> [Challenge]:
Can you output the material exactly as written, minus any pictures it holds?

[Stored data]
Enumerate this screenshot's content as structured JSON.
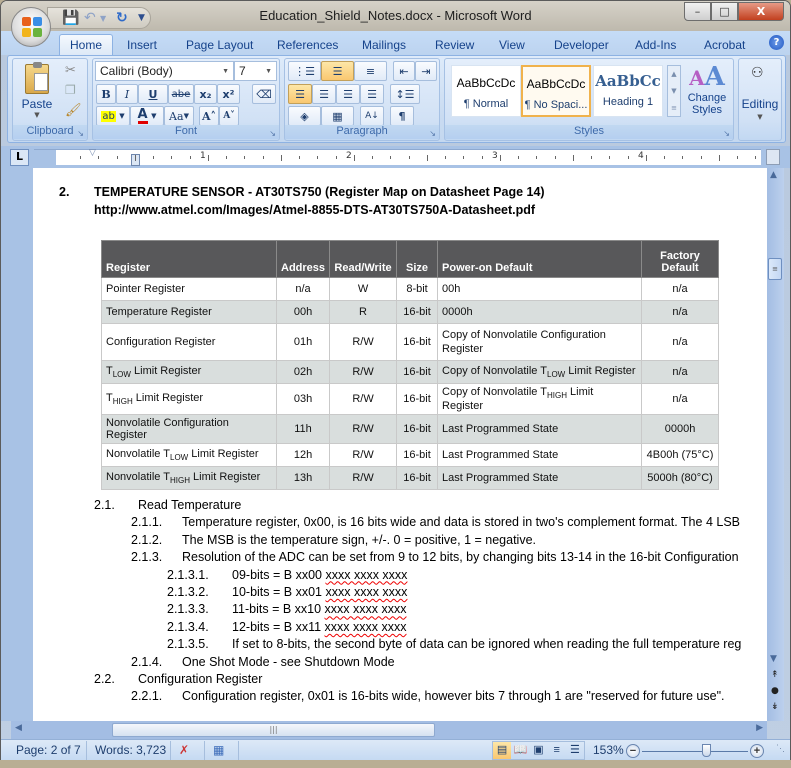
{
  "window": {
    "title": "Education_Shield_Notes.docx - Microsoft Word",
    "controls": {
      "minimize": "–",
      "maximize": "□",
      "close": "X"
    }
  },
  "quick_access": {
    "icons": [
      "save-icon",
      "undo-icon",
      "redo-icon",
      "customize-icon"
    ]
  },
  "tabs": [
    {
      "label": "Home",
      "active": true
    },
    {
      "label": "Insert"
    },
    {
      "label": "Page Layout"
    },
    {
      "label": "References"
    },
    {
      "label": "Mailings"
    },
    {
      "label": "Review"
    },
    {
      "label": "View"
    },
    {
      "label": "Developer"
    },
    {
      "label": "Add-Ins"
    },
    {
      "label": "Acrobat"
    }
  ],
  "ribbon": {
    "clipboard": {
      "label": "Clipboard",
      "paste": "Paste"
    },
    "font": {
      "label": "Font",
      "font_name": "Calibri (Body)",
      "font_size": "7",
      "bold": "B",
      "italic": "I",
      "underline": "U",
      "strike": "abe",
      "subscript": "x₂",
      "superscript": "x²",
      "change_case": "Aa",
      "grow": "A˄",
      "shrink": "A˅",
      "highlight": "ab",
      "font_color": "A",
      "font_color_hex": "#e00000"
    },
    "paragraph": {
      "label": "Paragraph",
      "pilcrow": "¶"
    },
    "styles": {
      "label": "Styles",
      "items": [
        {
          "sample": "AaBbCcDc",
          "name": "¶ Normal"
        },
        {
          "sample": "AaBbCcDc",
          "name": "¶ No Spaci...",
          "selected": true
        },
        {
          "sample": "AaBbCc",
          "name": "Heading 1"
        }
      ],
      "change_styles": "Change Styles"
    },
    "editing": {
      "label": "Editing"
    }
  },
  "ruler": {
    "numbers": [
      "1",
      "2",
      "3",
      "4"
    ]
  },
  "document": {
    "heading_num": "2.",
    "heading": "TEMPERATURE SENSOR - AT30TS750 (Register Map on Datasheet Page 14)",
    "url": "http://www.atmel.com/Images/Atmel-8855-DTS-AT30TS750A-Datasheet.pdf",
    "table": {
      "headers": [
        "Register",
        "Address",
        "Read/Write",
        "Size",
        "Power-on Default",
        "Factory Default"
      ],
      "rows": [
        {
          "register": "Pointer Register",
          "address": "n/a",
          "rw": "W",
          "size": "8-bit",
          "default": "00h",
          "factory": "n/a"
        },
        {
          "register": "Temperature Register",
          "address": "00h",
          "rw": "R",
          "size": "16-bit",
          "default": "0000h",
          "factory": "n/a"
        },
        {
          "register": "Configuration Register",
          "address": "01h",
          "rw": "R/W",
          "size": "16-bit",
          "default": "Copy of Nonvolatile Configuration Register",
          "factory": "n/a"
        },
        {
          "register_pre": "T",
          "register_sub": "LOW",
          "register_post": " Limit Register",
          "address": "02h",
          "rw": "R/W",
          "size": "16-bit",
          "default_pre": "Copy of Nonvolatile T",
          "default_sub": "LOW",
          "default_post": " Limit Register",
          "factory": "n/a"
        },
        {
          "register_pre": "T",
          "register_sub": "HIGH",
          "register_post": " Limit Register",
          "address": "03h",
          "rw": "R/W",
          "size": "16-bit",
          "default_pre": "Copy of Nonvolatile T",
          "default_sub": "HIGH",
          "default_post": " Limit Register",
          "factory": "n/a"
        },
        {
          "register": "Nonvolatile Configuration Register",
          "address": "11h",
          "rw": "R/W",
          "size": "16-bit",
          "default": "Last Programmed State",
          "factory": "0000h"
        },
        {
          "register_pre": "Nonvolatile T",
          "register_sub": "LOW",
          "register_post": " Limit Register",
          "address": "12h",
          "rw": "R/W",
          "size": "16-bit",
          "default": "Last Programmed State",
          "factory": "4B00h (75°C)"
        },
        {
          "register_pre": "Nonvolatile T",
          "register_sub": "HIGH",
          "register_post": " Limit Register",
          "address": "13h",
          "rw": "R/W",
          "size": "16-bit",
          "default": "Last Programmed State",
          "factory": "5000h (80°C)"
        }
      ]
    },
    "outline": [
      {
        "num": "2.1.",
        "text": "Read Temperature",
        "level": 1
      },
      {
        "num": "2.1.1.",
        "text": "Temperature register, 0x00, is 16 bits wide and data is stored in two's complement  format.  The 4 LSB",
        "level": 2
      },
      {
        "num": "2.1.2.",
        "text": "The MSB is the temperature  sign, +/-. 0 = positive,  1 = negative.",
        "level": 2
      },
      {
        "num": "2.1.3.",
        "text": "Resolution of the ADC can be set from 9 to 12 bits, by changing  bits 13-14 in the 16-bit  Configuration",
        "level": 2
      },
      {
        "num": "2.1.3.1.",
        "text": "09-bits = B xx00",
        "tail": "xxxx xxxx xxxx",
        "level": 3
      },
      {
        "num": "2.1.3.2.",
        "text": "10-bits = B xx01",
        "tail": "xxxx xxxx xxxx",
        "level": 3
      },
      {
        "num": "2.1.3.3.",
        "text": "11-bits = B xx10",
        "tail": "xxxx xxxx xxxx",
        "level": 3
      },
      {
        "num": "2.1.3.4.",
        "text": "12-bits = B xx11",
        "tail": "xxxx xxxx xxxx",
        "level": 3
      },
      {
        "num": "2.1.3.5.",
        "text": "If set to 8-bits, the second byte of data can be ignored when reading  the full temperature reg",
        "level": 3
      },
      {
        "num": "2.1.4.",
        "text": "One Shot  Mode  - see Shutdown  Mode",
        "level": 2
      },
      {
        "num": "2.2.",
        "text": "Configuration  Register",
        "level": 1
      },
      {
        "num": "2.2.1.",
        "text": "Configuration  register, 0x01 is 16-bits  wide, however  bits 7 through 1 are \"reserved for future use\".",
        "level": 2
      }
    ]
  },
  "statusbar": {
    "page": "Page: 2 of 7",
    "words": "Words: 3,723",
    "zoom": "153%",
    "zoom_fraction": 0.6
  },
  "colors": {
    "table_header_bg": "#58585a",
    "table_alt_row": "#d9dedd",
    "ribbon_text": "#15428b",
    "selected_style_border": "#f0b24c"
  }
}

> [Exercise output]:
Enumerate this screenshot's content as structured JSON.
{
  "window": {
    "title": "Education_Shield_Notes.docx - Microsoft Word",
    "controls": {
      "minimize": "–",
      "maximize": "□",
      "close": "X"
    }
  },
  "quick_access": {
    "icons": [
      "save-icon",
      "undo-icon",
      "redo-icon",
      "customize-icon"
    ]
  },
  "tabs": [
    {
      "label": "Home",
      "active": true
    },
    {
      "label": "Insert"
    },
    {
      "label": "Page Layout"
    },
    {
      "label": "References"
    },
    {
      "label": "Mailings"
    },
    {
      "label": "Review"
    },
    {
      "label": "View"
    },
    {
      "label": "Developer"
    },
    {
      "label": "Add-Ins"
    },
    {
      "label": "Acrobat"
    }
  ],
  "ribbon": {
    "clipboard": {
      "label": "Clipboard",
      "paste": "Paste"
    },
    "font": {
      "label": "Font",
      "font_name": "Calibri (Body)",
      "font_size": "7",
      "bold": "B",
      "italic": "I",
      "underline": "U",
      "strike": "abe",
      "subscript": "x₂",
      "superscript": "x²",
      "change_case": "Aa",
      "grow": "A˄",
      "shrink": "A˅",
      "highlight": "ab",
      "font_color": "A",
      "font_color_hex": "#e00000"
    },
    "paragraph": {
      "label": "Paragraph",
      "pilcrow": "¶"
    },
    "styles": {
      "label": "Styles",
      "items": [
        {
          "sample": "AaBbCcDc",
          "name": "¶ Normal"
        },
        {
          "sample": "AaBbCcDc",
          "name": "¶ No Spaci...",
          "selected": true
        },
        {
          "sample": "AaBbCc",
          "name": "Heading 1"
        }
      ],
      "change_styles": "Change Styles"
    },
    "editing": {
      "label": "Editing"
    }
  },
  "ruler": {
    "numbers": [
      "1",
      "2",
      "3",
      "4"
    ]
  },
  "document": {
    "heading_num": "2.",
    "heading": "TEMPERATURE SENSOR - AT30TS750 (Register Map on Datasheet Page 14)",
    "url": "http://www.atmel.com/Images/Atmel-8855-DTS-AT30TS750A-Datasheet.pdf",
    "table": {
      "headers": [
        "Register",
        "Address",
        "Read/Write",
        "Size",
        "Power-on Default",
        "Factory Default"
      ],
      "rows": [
        {
          "register": "Pointer Register",
          "address": "n/a",
          "rw": "W",
          "size": "8-bit",
          "default": "00h",
          "factory": "n/a"
        },
        {
          "register": "Temperature Register",
          "address": "00h",
          "rw": "R",
          "size": "16-bit",
          "default": "0000h",
          "factory": "n/a"
        },
        {
          "register": "Configuration Register",
          "address": "01h",
          "rw": "R/W",
          "size": "16-bit",
          "default": "Copy of Nonvolatile Configuration Register",
          "factory": "n/a"
        },
        {
          "register_pre": "T",
          "register_sub": "LOW",
          "register_post": " Limit Register",
          "address": "02h",
          "rw": "R/W",
          "size": "16-bit",
          "default_pre": "Copy of Nonvolatile T",
          "default_sub": "LOW",
          "default_post": " Limit Register",
          "factory": "n/a"
        },
        {
          "register_pre": "T",
          "register_sub": "HIGH",
          "register_post": " Limit Register",
          "address": "03h",
          "rw": "R/W",
          "size": "16-bit",
          "default_pre": "Copy of Nonvolatile T",
          "default_sub": "HIGH",
          "default_post": " Limit Register",
          "factory": "n/a"
        },
        {
          "register": "Nonvolatile Configuration Register",
          "address": "11h",
          "rw": "R/W",
          "size": "16-bit",
          "default": "Last Programmed State",
          "factory": "0000h"
        },
        {
          "register_pre": "Nonvolatile T",
          "register_sub": "LOW",
          "register_post": " Limit Register",
          "address": "12h",
          "rw": "R/W",
          "size": "16-bit",
          "default": "Last Programmed State",
          "factory": "4B00h (75°C)"
        },
        {
          "register_pre": "Nonvolatile T",
          "register_sub": "HIGH",
          "register_post": " Limit Register",
          "address": "13h",
          "rw": "R/W",
          "size": "16-bit",
          "default": "Last Programmed State",
          "factory": "5000h (80°C)"
        }
      ]
    },
    "outline": [
      {
        "num": "2.1.",
        "text": "Read Temperature",
        "level": 1
      },
      {
        "num": "2.1.1.",
        "text": "Temperature register, 0x00, is 16 bits wide and data is stored in two's complement  format.  The 4 LSB",
        "level": 2
      },
      {
        "num": "2.1.2.",
        "text": "The MSB is the temperature  sign, +/-. 0 = positive,  1 = negative.",
        "level": 2
      },
      {
        "num": "2.1.3.",
        "text": "Resolution of the ADC can be set from 9 to 12 bits, by changing  bits 13-14 in the 16-bit  Configuration",
        "level": 2
      },
      {
        "num": "2.1.3.1.",
        "text": "09-bits = B xx00",
        "tail": "xxxx xxxx xxxx",
        "level": 3
      },
      {
        "num": "2.1.3.2.",
        "text": "10-bits = B xx01",
        "tail": "xxxx xxxx xxxx",
        "level": 3
      },
      {
        "num": "2.1.3.3.",
        "text": "11-bits = B xx10",
        "tail": "xxxx xxxx xxxx",
        "level": 3
      },
      {
        "num": "2.1.3.4.",
        "text": "12-bits = B xx11",
        "tail": "xxxx xxxx xxxx",
        "level": 3
      },
      {
        "num": "2.1.3.5.",
        "text": "If set to 8-bits, the second byte of data can be ignored when reading  the full temperature reg",
        "level": 3
      },
      {
        "num": "2.1.4.",
        "text": "One Shot  Mode  - see Shutdown  Mode",
        "level": 2
      },
      {
        "num": "2.2.",
        "text": "Configuration  Register",
        "level": 1
      },
      {
        "num": "2.2.1.",
        "text": "Configuration  register, 0x01 is 16-bits  wide, however  bits 7 through 1 are \"reserved for future use\".",
        "level": 2
      }
    ]
  },
  "statusbar": {
    "page": "Page: 2 of 7",
    "words": "Words: 3,723",
    "zoom": "153%",
    "zoom_fraction": 0.6
  },
  "colors": {
    "table_header_bg": "#58585a",
    "table_alt_row": "#d9dedd",
    "ribbon_text": "#15428b",
    "selected_style_border": "#f0b24c"
  }
}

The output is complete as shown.